[Task prompt] Lift out all lines below that contain "PARK".

[The data]
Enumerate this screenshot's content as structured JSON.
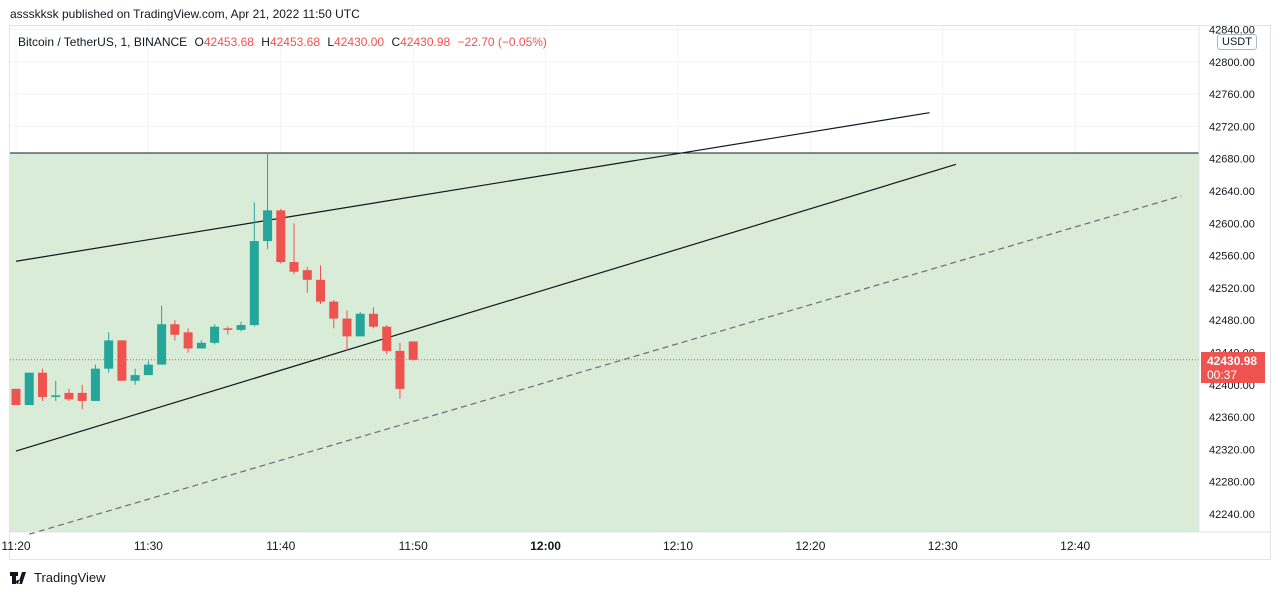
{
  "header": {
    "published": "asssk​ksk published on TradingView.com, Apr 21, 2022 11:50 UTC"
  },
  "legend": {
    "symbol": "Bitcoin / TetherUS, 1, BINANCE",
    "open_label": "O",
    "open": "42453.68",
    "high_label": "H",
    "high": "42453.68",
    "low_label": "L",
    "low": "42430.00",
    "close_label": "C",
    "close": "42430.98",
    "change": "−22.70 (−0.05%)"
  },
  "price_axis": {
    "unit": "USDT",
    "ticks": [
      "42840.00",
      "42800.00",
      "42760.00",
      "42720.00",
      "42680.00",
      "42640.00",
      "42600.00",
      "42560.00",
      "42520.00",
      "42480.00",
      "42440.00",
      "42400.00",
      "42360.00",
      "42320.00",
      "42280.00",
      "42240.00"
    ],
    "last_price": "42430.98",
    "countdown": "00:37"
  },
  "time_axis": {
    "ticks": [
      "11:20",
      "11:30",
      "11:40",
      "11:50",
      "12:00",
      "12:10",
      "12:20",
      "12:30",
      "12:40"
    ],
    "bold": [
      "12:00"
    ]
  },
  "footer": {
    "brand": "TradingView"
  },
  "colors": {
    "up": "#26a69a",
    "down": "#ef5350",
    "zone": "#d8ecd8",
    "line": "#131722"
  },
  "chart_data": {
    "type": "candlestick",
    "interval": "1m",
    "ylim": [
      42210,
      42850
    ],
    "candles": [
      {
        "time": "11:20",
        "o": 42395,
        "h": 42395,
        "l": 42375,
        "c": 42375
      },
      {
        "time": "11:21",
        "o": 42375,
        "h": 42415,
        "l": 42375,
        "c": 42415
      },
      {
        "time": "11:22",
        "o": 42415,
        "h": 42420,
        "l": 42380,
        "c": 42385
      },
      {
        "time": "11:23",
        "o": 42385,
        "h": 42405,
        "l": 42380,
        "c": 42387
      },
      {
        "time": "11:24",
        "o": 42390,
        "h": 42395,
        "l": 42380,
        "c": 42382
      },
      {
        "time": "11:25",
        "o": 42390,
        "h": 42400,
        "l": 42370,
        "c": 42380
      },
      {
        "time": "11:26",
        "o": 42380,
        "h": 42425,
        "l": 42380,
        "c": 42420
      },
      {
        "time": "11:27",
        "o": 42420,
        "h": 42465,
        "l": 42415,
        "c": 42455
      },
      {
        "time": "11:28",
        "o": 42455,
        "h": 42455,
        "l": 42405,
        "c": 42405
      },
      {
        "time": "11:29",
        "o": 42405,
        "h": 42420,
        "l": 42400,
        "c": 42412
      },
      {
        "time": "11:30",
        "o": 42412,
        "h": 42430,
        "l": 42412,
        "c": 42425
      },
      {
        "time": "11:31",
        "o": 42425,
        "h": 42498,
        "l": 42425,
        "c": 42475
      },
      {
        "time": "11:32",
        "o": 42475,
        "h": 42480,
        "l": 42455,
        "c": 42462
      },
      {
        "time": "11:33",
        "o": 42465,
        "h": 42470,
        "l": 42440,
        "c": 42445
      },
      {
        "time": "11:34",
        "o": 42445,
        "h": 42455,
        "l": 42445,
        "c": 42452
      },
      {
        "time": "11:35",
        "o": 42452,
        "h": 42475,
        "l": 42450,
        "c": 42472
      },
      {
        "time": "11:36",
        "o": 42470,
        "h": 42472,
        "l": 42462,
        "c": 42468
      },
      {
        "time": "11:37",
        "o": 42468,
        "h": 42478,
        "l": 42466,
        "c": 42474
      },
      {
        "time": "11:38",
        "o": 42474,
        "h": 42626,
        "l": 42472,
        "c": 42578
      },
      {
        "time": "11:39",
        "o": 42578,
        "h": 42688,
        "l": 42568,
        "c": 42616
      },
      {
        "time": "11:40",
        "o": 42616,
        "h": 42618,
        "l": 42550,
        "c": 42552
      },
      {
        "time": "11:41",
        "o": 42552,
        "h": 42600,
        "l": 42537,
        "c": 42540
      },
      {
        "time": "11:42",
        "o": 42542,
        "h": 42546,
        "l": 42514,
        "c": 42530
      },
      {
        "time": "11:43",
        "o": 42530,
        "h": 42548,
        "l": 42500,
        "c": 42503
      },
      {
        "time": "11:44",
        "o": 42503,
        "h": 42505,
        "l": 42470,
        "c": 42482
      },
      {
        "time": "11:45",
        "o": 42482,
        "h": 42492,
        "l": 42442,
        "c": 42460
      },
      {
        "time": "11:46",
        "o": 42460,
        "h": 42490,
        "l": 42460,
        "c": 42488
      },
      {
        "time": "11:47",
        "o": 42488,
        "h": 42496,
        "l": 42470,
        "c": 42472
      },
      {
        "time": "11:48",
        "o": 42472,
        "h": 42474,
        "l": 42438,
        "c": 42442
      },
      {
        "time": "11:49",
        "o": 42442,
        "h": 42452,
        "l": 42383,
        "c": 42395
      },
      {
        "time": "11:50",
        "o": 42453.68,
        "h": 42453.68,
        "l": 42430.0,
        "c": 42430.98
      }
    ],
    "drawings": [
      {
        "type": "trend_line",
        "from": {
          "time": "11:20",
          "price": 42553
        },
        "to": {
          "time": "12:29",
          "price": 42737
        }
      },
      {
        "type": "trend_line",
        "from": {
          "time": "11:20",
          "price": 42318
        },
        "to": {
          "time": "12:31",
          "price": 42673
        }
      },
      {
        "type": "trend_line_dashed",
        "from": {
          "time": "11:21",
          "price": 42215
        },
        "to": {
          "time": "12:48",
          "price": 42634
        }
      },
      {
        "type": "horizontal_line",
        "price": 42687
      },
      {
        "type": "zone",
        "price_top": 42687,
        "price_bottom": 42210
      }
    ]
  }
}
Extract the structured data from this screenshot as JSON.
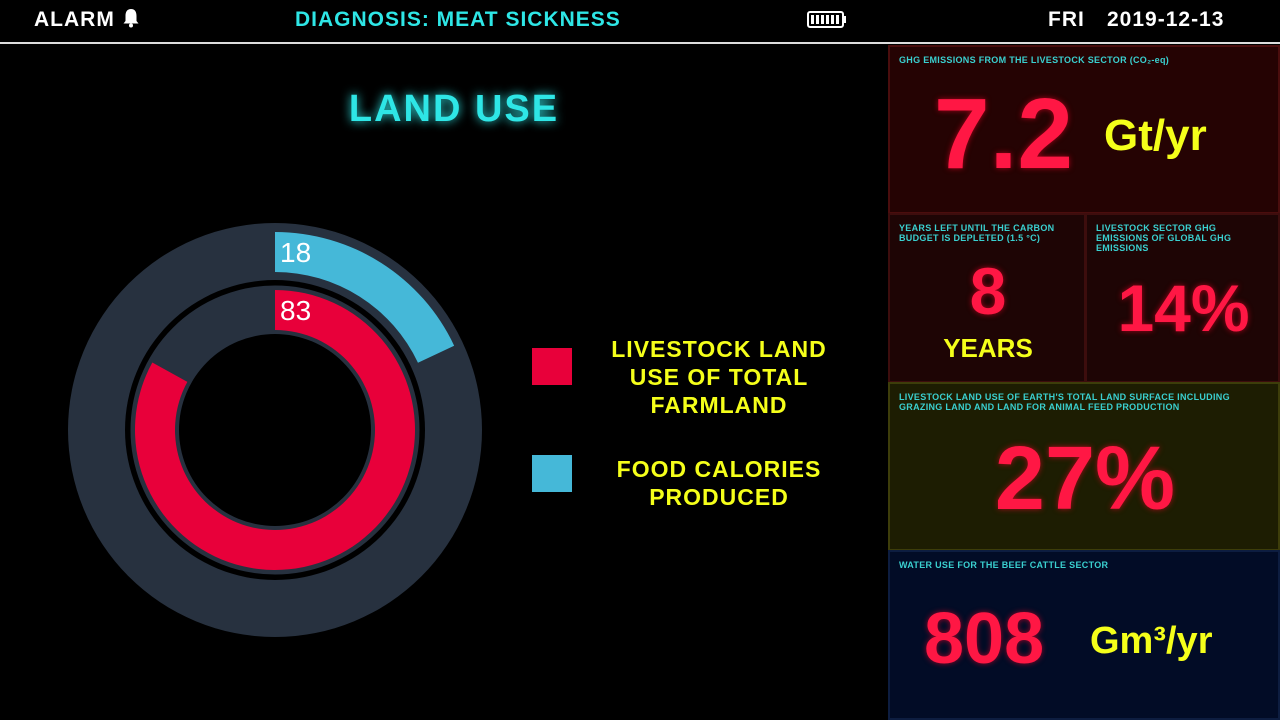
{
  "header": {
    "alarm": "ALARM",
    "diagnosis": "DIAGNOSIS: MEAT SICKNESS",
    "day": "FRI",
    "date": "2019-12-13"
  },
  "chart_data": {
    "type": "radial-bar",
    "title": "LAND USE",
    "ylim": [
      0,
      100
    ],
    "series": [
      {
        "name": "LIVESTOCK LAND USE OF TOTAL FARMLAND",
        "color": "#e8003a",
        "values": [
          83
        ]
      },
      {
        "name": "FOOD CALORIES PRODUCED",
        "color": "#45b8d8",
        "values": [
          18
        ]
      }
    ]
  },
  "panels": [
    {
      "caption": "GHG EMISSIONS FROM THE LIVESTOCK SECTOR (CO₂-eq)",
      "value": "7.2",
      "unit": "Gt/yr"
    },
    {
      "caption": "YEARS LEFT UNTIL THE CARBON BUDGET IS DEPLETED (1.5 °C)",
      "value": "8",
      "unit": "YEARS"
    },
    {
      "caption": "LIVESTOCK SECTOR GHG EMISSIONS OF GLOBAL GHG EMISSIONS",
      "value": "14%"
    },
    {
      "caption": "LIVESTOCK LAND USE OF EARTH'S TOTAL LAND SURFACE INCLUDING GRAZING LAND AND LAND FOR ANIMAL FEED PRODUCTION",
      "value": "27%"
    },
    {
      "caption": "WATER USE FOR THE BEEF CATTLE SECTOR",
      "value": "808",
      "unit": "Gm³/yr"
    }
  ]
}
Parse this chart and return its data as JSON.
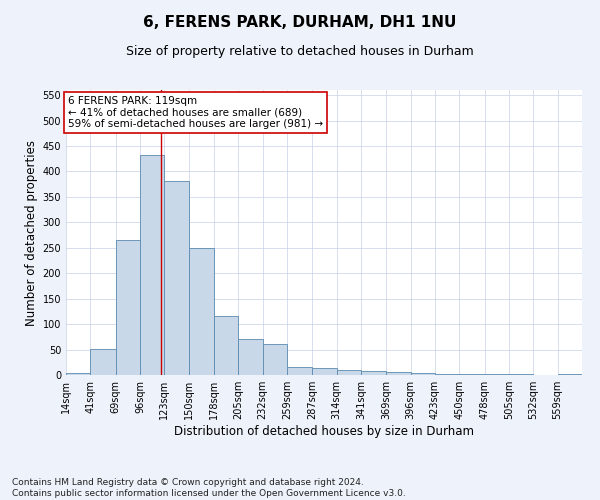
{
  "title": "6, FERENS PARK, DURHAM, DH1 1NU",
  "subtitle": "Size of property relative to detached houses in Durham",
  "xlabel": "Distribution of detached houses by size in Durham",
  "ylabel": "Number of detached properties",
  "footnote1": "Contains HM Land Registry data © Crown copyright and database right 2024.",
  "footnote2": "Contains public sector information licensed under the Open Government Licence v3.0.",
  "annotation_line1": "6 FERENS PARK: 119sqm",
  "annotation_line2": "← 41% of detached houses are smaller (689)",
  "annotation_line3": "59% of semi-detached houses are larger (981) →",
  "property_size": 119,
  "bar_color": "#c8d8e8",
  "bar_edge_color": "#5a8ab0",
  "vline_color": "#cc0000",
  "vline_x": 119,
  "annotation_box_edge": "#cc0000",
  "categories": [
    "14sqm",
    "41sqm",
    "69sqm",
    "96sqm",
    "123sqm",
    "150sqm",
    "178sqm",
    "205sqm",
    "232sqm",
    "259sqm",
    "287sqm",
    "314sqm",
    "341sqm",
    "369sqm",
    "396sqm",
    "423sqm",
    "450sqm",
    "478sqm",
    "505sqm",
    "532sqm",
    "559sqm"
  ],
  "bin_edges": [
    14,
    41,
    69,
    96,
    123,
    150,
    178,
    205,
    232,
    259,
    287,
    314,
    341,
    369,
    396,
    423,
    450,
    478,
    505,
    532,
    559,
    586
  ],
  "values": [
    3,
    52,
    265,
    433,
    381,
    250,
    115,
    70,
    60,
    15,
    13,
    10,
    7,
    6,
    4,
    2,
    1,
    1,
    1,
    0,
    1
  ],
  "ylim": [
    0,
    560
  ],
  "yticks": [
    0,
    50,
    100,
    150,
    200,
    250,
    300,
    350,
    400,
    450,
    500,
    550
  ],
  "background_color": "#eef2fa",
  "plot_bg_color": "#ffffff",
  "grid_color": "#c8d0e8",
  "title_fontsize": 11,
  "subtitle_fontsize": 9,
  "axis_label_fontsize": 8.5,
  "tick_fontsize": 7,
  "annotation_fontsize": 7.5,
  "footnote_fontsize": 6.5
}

[Exercise output]
  "title": "6, FERENS PARK, DURHAM, DH1 1NU",
  "annotation_line1": "6 FERENS PARK: 119sqm",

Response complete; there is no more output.